### AIM
Give back a single number, the count of lines containing the word "Employment".

### MATERIAL
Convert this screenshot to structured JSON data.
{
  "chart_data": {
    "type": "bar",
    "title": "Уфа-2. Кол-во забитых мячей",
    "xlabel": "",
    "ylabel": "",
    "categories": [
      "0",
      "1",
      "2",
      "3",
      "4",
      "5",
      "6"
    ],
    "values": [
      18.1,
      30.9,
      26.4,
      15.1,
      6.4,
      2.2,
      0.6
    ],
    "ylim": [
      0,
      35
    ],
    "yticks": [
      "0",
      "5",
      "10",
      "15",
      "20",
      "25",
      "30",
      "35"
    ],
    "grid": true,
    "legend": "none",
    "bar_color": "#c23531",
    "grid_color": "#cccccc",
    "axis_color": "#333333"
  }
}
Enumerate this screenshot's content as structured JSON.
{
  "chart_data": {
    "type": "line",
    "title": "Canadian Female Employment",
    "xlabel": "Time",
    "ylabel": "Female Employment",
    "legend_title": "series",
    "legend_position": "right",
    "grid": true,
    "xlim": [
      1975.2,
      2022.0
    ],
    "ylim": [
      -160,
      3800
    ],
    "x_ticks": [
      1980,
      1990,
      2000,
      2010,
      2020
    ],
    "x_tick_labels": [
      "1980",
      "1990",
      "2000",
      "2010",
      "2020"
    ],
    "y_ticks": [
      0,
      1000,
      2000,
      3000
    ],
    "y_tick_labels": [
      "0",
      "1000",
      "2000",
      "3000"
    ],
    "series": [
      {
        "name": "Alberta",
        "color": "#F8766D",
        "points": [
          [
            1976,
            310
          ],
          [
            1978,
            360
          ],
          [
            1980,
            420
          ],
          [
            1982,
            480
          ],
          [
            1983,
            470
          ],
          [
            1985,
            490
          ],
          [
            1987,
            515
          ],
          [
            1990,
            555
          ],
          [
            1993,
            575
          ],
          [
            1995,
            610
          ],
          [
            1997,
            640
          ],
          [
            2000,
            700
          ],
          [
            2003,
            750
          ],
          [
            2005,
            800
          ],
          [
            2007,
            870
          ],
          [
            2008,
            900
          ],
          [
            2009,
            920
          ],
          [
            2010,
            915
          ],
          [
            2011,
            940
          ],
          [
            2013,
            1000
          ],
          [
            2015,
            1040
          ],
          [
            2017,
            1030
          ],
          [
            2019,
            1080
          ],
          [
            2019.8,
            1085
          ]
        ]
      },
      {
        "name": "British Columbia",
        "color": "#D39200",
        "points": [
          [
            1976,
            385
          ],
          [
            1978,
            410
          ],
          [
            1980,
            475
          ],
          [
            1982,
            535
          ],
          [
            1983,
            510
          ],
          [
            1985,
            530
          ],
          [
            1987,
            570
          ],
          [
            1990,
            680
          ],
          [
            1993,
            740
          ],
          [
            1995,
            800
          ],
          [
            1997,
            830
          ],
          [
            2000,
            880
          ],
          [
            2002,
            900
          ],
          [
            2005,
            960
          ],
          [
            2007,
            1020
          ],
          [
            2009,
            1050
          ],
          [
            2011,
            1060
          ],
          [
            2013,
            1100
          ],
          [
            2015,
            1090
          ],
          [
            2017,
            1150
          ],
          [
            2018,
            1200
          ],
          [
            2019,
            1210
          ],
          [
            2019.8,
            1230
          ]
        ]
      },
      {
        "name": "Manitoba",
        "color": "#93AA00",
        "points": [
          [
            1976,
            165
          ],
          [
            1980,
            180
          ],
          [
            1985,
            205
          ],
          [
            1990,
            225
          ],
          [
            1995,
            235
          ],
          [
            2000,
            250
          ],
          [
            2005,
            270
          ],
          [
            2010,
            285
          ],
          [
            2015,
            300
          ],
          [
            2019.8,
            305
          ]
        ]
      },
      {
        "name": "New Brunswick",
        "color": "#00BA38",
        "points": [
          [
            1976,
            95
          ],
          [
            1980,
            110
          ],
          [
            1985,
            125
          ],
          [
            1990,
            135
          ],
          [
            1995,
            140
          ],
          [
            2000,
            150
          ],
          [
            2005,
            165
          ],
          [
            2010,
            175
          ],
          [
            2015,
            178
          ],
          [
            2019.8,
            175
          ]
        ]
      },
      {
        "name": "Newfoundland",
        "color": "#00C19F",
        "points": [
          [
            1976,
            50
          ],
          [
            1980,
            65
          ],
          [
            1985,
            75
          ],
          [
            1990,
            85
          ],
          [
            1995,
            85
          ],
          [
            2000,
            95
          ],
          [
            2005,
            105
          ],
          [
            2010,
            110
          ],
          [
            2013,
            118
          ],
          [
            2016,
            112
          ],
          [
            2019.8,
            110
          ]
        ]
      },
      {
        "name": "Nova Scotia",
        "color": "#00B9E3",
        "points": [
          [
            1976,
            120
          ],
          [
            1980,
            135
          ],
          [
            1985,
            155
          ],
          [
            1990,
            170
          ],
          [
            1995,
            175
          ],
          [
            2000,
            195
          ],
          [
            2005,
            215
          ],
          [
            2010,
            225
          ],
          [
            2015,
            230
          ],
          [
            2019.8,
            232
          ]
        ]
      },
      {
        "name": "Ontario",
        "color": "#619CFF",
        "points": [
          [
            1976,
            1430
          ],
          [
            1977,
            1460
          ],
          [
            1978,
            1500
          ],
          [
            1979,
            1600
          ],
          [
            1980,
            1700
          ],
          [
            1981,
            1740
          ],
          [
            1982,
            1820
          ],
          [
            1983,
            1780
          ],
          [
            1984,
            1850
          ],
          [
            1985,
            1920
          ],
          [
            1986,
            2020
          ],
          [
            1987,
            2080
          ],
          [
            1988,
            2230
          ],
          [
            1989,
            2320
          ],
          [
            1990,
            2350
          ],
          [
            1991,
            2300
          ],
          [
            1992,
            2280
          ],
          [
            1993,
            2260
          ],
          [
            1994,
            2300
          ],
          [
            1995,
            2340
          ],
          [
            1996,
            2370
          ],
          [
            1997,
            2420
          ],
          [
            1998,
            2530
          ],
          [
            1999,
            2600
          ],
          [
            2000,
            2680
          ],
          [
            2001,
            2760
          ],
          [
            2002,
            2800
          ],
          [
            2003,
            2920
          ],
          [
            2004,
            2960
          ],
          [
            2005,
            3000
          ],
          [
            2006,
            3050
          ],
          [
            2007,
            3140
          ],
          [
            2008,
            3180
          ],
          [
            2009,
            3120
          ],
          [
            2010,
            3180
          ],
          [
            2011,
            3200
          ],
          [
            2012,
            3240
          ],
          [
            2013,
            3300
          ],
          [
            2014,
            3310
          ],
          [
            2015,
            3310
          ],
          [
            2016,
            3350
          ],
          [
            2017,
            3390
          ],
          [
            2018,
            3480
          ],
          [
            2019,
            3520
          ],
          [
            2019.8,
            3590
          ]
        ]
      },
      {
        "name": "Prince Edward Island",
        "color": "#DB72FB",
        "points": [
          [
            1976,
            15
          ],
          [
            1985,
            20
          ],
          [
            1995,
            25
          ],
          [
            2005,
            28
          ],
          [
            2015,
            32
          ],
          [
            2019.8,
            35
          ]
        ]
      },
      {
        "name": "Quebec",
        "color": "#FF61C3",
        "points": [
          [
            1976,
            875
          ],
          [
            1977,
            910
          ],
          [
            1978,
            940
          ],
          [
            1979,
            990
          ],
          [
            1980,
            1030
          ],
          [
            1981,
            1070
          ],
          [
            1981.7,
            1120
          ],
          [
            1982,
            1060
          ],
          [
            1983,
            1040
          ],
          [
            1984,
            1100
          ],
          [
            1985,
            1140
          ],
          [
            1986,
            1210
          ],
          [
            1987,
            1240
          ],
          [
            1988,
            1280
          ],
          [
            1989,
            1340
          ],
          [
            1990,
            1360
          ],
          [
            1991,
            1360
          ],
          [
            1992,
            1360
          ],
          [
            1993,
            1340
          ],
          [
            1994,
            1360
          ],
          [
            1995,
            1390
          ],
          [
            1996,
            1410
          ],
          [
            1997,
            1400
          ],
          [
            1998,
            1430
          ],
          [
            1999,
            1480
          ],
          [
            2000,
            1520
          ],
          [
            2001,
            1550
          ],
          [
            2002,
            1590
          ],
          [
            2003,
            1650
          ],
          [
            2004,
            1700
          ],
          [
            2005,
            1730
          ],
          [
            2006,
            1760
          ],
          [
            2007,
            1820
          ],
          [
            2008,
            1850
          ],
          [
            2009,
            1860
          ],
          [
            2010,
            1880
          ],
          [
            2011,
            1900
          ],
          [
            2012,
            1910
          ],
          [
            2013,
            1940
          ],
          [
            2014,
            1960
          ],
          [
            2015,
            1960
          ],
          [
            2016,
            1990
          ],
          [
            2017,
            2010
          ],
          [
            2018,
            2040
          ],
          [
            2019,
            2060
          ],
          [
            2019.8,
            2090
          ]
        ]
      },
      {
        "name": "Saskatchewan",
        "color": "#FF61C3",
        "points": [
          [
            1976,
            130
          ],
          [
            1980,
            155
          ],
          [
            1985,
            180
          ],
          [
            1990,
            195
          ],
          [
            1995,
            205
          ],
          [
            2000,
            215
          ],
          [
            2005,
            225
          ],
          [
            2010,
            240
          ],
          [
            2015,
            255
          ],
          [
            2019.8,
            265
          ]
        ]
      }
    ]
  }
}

### OUTPUT BELOW
2